___ INPUT DATA ___

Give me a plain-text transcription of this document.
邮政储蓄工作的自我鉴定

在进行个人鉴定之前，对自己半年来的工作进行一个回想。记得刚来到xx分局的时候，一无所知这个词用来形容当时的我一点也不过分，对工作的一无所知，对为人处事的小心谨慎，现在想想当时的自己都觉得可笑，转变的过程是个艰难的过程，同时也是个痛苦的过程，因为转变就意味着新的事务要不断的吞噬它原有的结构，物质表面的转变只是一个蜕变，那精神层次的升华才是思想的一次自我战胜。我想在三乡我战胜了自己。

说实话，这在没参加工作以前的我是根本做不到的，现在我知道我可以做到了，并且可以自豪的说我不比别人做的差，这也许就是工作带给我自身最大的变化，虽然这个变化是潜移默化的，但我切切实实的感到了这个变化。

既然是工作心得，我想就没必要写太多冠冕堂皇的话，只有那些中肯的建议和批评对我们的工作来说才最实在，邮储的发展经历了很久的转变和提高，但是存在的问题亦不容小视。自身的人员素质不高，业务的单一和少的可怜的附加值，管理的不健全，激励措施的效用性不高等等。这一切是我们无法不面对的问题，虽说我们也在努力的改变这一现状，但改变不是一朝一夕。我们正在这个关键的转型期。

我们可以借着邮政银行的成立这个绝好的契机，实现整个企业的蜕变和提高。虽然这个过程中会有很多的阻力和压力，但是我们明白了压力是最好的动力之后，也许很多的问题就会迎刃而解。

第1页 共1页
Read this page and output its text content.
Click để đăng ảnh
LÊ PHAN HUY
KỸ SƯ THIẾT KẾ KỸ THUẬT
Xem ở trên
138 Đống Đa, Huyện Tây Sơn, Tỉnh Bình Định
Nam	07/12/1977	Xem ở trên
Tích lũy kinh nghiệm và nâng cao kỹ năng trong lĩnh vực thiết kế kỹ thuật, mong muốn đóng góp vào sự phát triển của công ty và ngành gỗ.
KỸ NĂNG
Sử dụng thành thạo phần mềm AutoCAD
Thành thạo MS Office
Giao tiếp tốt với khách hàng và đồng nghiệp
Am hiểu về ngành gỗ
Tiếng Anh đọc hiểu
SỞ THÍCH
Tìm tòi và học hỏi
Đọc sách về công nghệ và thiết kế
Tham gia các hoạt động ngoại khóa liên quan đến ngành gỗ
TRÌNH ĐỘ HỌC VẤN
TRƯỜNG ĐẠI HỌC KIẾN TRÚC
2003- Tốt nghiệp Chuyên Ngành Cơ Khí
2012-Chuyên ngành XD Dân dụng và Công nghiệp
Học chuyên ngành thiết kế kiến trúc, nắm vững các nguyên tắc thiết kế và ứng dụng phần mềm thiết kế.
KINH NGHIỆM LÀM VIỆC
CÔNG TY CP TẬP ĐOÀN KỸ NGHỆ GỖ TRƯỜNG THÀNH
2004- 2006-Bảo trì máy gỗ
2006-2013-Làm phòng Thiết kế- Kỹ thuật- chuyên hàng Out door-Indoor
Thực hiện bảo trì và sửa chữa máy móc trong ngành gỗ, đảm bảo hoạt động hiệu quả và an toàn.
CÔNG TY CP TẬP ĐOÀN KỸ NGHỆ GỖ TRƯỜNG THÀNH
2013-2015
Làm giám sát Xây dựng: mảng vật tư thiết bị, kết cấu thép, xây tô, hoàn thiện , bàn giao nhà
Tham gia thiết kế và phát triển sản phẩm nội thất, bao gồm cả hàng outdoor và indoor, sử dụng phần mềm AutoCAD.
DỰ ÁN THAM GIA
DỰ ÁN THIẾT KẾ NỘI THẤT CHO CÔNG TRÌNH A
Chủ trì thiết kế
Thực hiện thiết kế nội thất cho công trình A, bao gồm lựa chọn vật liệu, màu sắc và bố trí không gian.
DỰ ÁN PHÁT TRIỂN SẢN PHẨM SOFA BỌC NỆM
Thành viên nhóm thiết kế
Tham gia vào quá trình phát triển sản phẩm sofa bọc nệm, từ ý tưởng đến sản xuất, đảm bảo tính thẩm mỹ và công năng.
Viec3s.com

___

Extract the full listing above without altering anything.

- **EXERCISE ANSWER**:
Give me a plain-text transcription of this document.
邮政储蓄工作的自我鉴定

在进行个人鉴定之前，对自己半年来的工作进行一个回想。记得刚来到xx分局的时候，一无所知这个词用来形容当时的我一点也不过分，对工作的一无所知，对为人处事的小心谨慎，现在想想当时的自己都觉得可笑，转变的过程是个艰难的过程，同时也是个痛苦的过程，因为转变就意味着新的事务要不断的吞噬它原有的结构，物质表面的转变只是一个蜕变，那精神层次的升华才是思想的一次自我战胜。我想在三乡我战胜了自己。

说实话，这在没参加工作以前的我是根本做不到的，现在我知道我可以做到了，并且可以自豪的说我不比别人做的差，这也许就是工作带给我自身最大的变化，虽然这个变化是潜移默化的，但我切切实实的感到了这个变化。

既然是工作心得，我想就没必要写太多冠冕堂皇的话，只有那些中肯的建议和批评对我们的工作来说才最实在，邮储的发展经历了很久的转变和提高，但是存在的问题亦不容小视。自身的人员素质不高，业务的单一和少的可怜的附加值，管理的不健全，激励措施的效用性不高等等。这一切是我们无法不面对的问题，虽说我们也在努力的改变这一现状，但改变不是一朝一夕。我们正在这个关键的转型期。

我们可以借着邮政银行的成立这个绝好的契机，实现整个企业的蜕变和提高。虽然这个过程中会有很多的阻力和压力，但是我们明白了压力是最好的动力之后，也许很多的问题就会迎刃而解。

第1页 共1页
Read this page and output its text content.
Click để đăng ảnh
LÊ PHAN HUY
KỸ SƯ THIẾT KẾ KỸ THUẬT
Xem ở trên
138 Đống Đa, Huyện Tây Sơn, Tỉnh Bình Định
Nam	07/12/1977	Xem ở trên
Tích lũy kinh nghiệm và nâng cao kỹ năng trong lĩnh vực thiết kế kỹ thuật, mong muốn đóng góp vào sự phát triển của công ty và ngành gỗ.
KỸ NĂNG
Sử dụng thành thạo phần mềm AutoCAD
Thành thạo MS Office
Giao tiếp tốt với khách hàng và đồng nghiệp
Am hiểu về ngành gỗ
Tiếng Anh đọc hiểu
SỞ THÍCH
Tìm tòi và học hỏi
Đọc sách về công nghệ và thiết kế
Tham gia các hoạt động ngoại khóa liên quan đến ngành gỗ
TRÌNH ĐỘ HỌC VẤN
TRƯỜNG ĐẠI HỌC KIẾN TRÚC
2003- Tốt nghiệp Chuyên Ngành Cơ Khí
2012-Chuyên ngành XD Dân dụng và Công nghiệp
Học chuyên ngành thiết kế kiến trúc, nắm vững các nguyên tắc thiết kế và ứng dụng phần mềm thiết kế.
KINH NGHIỆM LÀM VIỆC
CÔNG TY CP TẬP ĐOÀN KỸ NGHỆ GỖ TRƯỜNG THÀNH
2004- 2006-Bảo trì máy gỗ
2006-2013-Làm phòng Thiết kế- Kỹ thuật- chuyên hàng Out door-Indoor
Thực hiện bảo trì và sửa chữa máy móc trong ngành gỗ, đảm bảo hoạt động hiệu quả và an toàn.
CÔNG TY CP TẬP ĐOÀN KỸ NGHỆ GỖ TRƯỜNG THÀNH
2013-2015
Làm giám sát Xây dựng: mảng vật tư thiết bị, kết cấu thép, xây tô, hoàn thiện , bàn giao nhà
Tham gia thiết kế và phát triển sản phẩm nội thất, bao gồm cả hàng outdoor và indoor, sử dụng phần mềm AutoCAD.
DỰ ÁN THAM GIA
DỰ ÁN THIẾT KẾ NỘI THẤT CHO CÔNG TRÌNH A
Chủ trì thiết kế
Thực hiện thiết kế nội thất cho công trình A, bao gồm lựa chọn vật liệu, màu sắc và bố trí không gian.
DỰ ÁN PHÁT TRIỂN SẢN PHẨM SOFA BỌC NỆM
Thành viên nhóm thiết kế
Tham gia vào quá trình phát triển sản phẩm sofa bọc nệm, từ ý tưởng đến sản xuất, đảm bảo tính thẩm mỹ và công năng.
Viec3s.com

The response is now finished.